What the task requires. Return every line of the entries below unchanged, omitting the pictures.

Provided records.
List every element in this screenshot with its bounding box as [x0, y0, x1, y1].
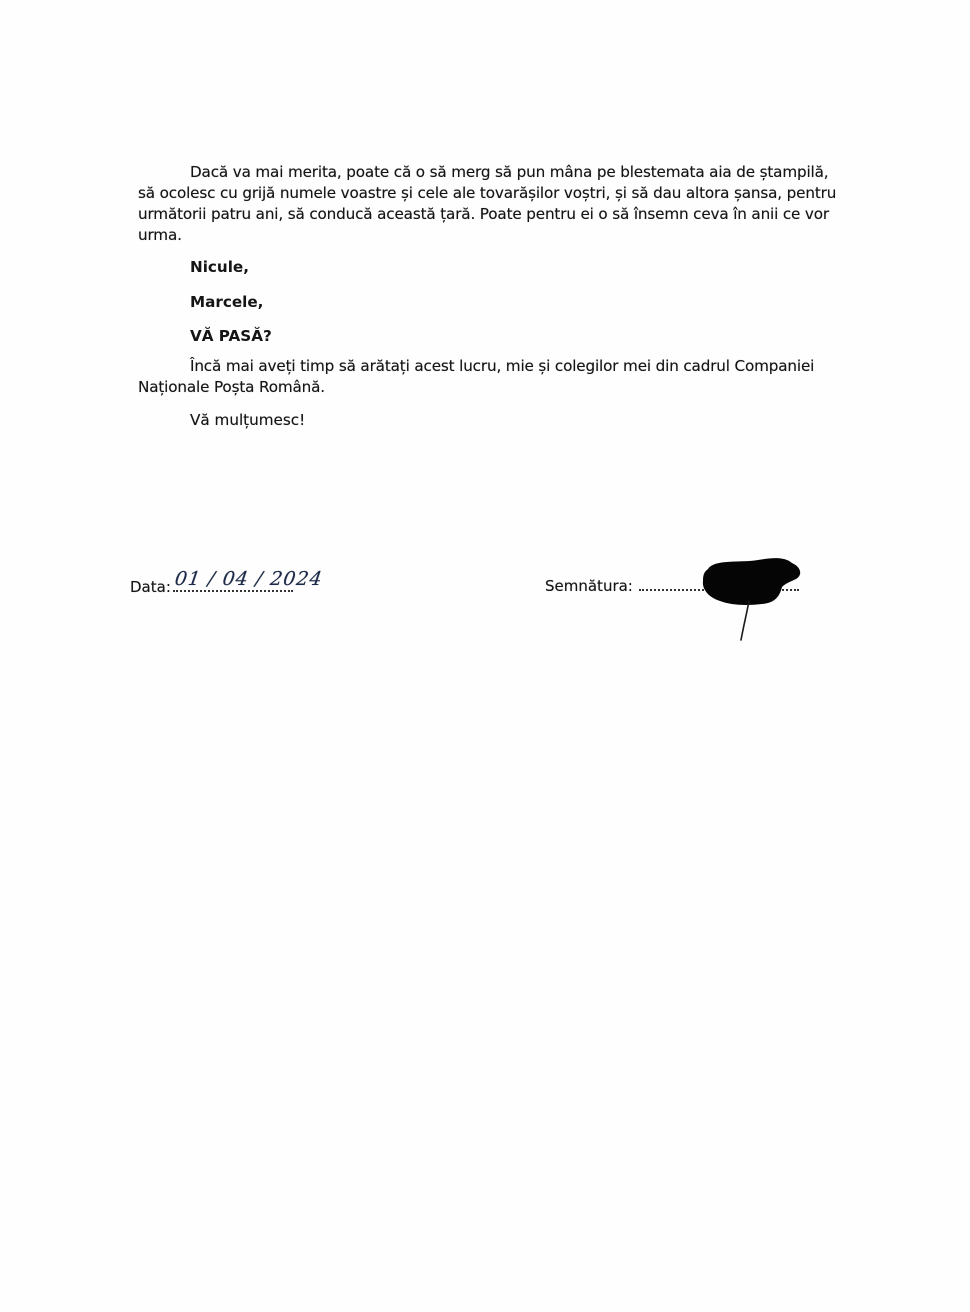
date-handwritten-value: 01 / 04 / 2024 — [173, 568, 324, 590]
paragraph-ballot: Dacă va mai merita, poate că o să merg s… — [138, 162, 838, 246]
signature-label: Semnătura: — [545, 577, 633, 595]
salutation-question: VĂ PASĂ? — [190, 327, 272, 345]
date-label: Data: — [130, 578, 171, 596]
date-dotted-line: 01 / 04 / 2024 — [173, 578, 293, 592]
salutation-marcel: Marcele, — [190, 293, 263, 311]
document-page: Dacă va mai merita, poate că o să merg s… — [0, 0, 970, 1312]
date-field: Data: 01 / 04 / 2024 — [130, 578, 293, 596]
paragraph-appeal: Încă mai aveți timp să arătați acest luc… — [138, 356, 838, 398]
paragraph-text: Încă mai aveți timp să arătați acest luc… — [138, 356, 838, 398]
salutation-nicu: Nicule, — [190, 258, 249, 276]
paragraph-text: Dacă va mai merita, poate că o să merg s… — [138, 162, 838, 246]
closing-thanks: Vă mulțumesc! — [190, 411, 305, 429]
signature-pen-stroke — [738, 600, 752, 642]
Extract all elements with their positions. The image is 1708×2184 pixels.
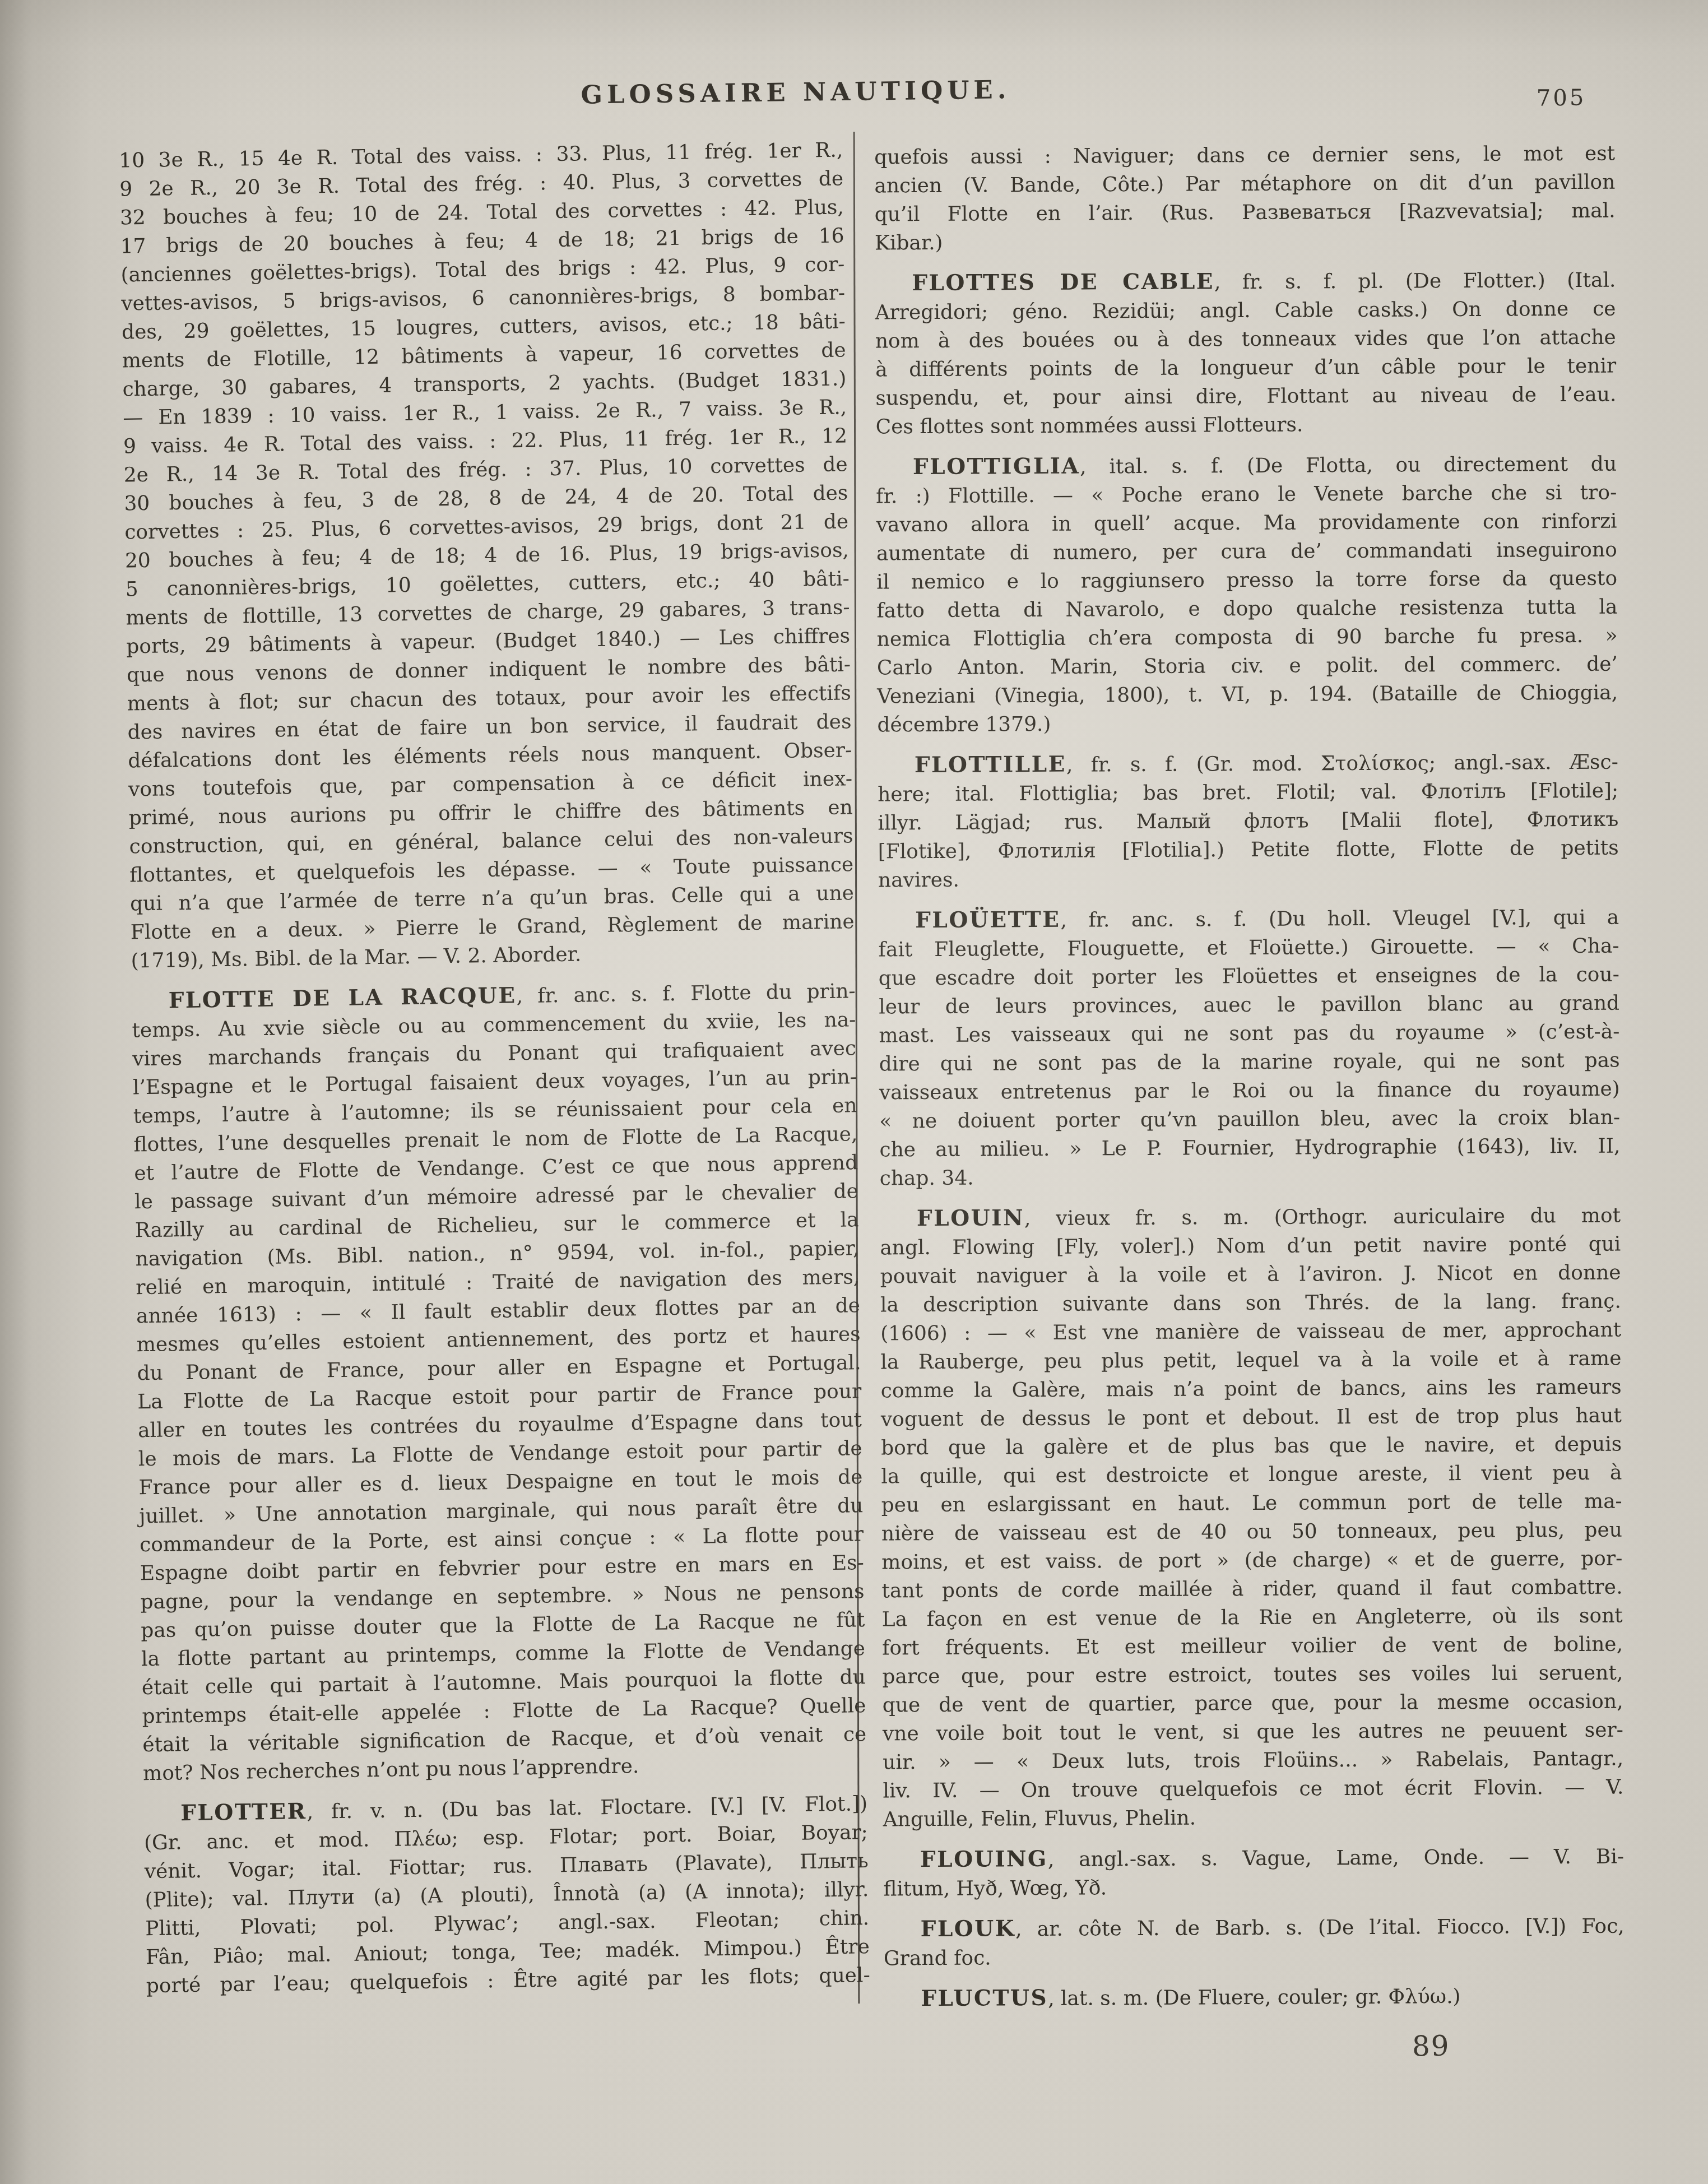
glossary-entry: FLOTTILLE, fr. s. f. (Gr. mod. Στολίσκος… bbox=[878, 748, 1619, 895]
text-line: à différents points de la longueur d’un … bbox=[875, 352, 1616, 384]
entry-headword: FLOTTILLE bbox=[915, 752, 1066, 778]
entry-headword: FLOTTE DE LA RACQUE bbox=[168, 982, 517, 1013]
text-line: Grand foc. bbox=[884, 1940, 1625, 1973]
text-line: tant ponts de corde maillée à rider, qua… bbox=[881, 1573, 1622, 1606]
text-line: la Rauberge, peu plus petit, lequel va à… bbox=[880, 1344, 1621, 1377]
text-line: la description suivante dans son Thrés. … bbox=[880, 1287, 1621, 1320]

Finished task.
List every element in this screenshot with its bounding box as [x0, y0, x1, y1].
date-handwritten-value: 01 / 04 / 2024 — [173, 568, 324, 590]
paragraph-ballot: Dacă va mai merita, poate că o să merg s… — [138, 162, 838, 246]
signature-label: Semnătura: — [545, 577, 633, 595]
salutation-question: VĂ PASĂ? — [190, 327, 272, 345]
date-label: Data: — [130, 578, 171, 596]
date-dotted-line: 01 / 04 / 2024 — [173, 578, 293, 592]
salutation-marcel: Marcele, — [190, 293, 263, 311]
document-page: Dacă va mai merita, poate că o să merg s… — [0, 0, 970, 1312]
date-field: Data: 01 / 04 / 2024 — [130, 578, 293, 596]
paragraph-appeal: Încă mai aveți timp să arătați acest luc… — [138, 356, 838, 398]
paragraph-text: Încă mai aveți timp să arătați acest luc… — [138, 356, 838, 398]
salutation-nicu: Nicule, — [190, 258, 249, 276]
paragraph-text: Dacă va mai merita, poate că o să merg s… — [138, 162, 838, 246]
closing-thanks: Vă mulțumesc! — [190, 411, 305, 429]
signature-pen-stroke — [738, 600, 752, 642]
Extract all elements with their positions. The image is 1708×2184 pixels.
glossary-entry: FLOTTILLE, fr. s. f. (Gr. mod. Στολίσκος… bbox=[878, 748, 1619, 895]
text-line: à différents points de la longueur d’un … bbox=[875, 352, 1616, 384]
entry-headword: FLOTTILLE bbox=[915, 752, 1066, 778]
entry-headword: FLOTTE DE LA RACQUE bbox=[168, 982, 517, 1013]
text-line: Grand foc. bbox=[884, 1940, 1625, 1973]
text-line: tant ponts de corde maillée à rider, qua… bbox=[881, 1573, 1622, 1606]
text-line: la Rauberge, peu plus petit, lequel va à… bbox=[880, 1344, 1621, 1377]
text-line: la description suivante dans son Thrés. … bbox=[880, 1287, 1621, 1320]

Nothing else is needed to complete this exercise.